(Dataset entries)
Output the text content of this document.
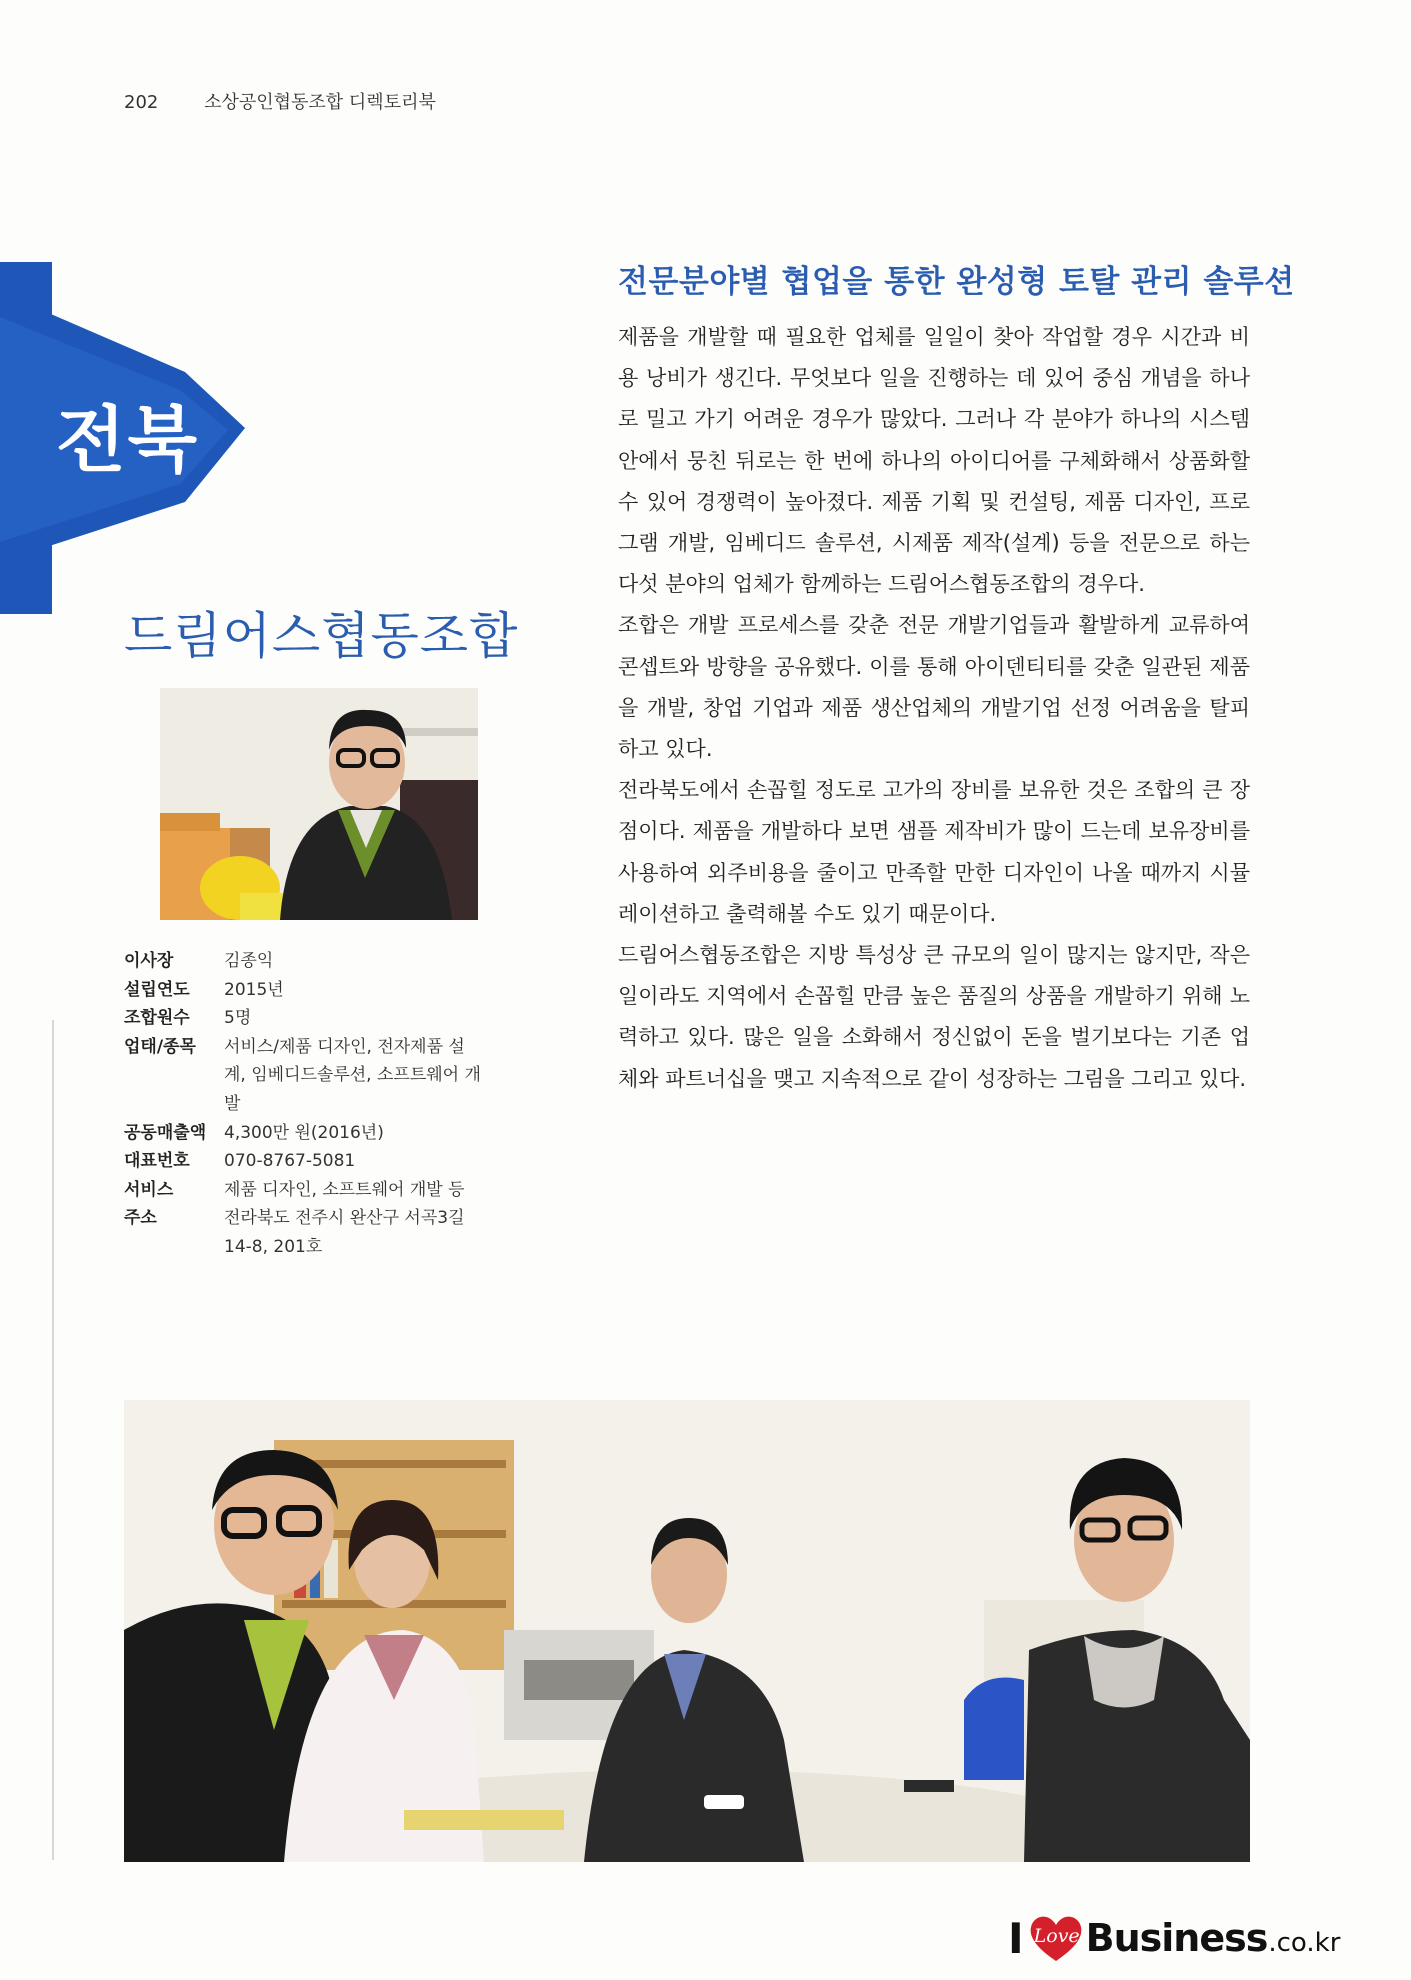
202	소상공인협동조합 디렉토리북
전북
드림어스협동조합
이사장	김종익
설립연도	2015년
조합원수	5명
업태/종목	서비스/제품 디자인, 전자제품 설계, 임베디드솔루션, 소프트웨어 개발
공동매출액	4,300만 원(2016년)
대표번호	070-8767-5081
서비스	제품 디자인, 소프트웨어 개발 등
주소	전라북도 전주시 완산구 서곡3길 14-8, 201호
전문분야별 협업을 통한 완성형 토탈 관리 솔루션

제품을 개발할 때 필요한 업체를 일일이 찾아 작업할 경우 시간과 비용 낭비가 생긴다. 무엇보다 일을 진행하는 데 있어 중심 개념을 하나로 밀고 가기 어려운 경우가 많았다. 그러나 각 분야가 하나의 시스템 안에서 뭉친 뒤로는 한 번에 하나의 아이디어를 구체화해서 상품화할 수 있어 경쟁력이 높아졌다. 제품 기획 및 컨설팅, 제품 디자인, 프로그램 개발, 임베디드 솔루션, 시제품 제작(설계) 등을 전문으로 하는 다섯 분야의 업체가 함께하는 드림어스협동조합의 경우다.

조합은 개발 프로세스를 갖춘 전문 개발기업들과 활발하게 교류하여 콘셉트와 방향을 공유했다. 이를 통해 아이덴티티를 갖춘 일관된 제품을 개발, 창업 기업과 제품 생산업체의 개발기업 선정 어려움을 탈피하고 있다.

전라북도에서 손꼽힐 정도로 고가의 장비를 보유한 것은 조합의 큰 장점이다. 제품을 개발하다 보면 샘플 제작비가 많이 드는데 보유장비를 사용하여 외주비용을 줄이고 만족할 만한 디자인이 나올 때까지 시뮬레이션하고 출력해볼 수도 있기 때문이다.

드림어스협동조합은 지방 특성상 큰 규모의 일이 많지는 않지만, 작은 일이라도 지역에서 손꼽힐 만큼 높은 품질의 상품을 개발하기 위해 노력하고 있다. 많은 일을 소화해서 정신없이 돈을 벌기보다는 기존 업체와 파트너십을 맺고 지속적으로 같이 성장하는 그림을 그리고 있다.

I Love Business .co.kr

STATED PROBLEM - Going through the entries above, tally each line that has the word "소프트웨어". Answer with the number only.

PROBLEM SOLUTION - 2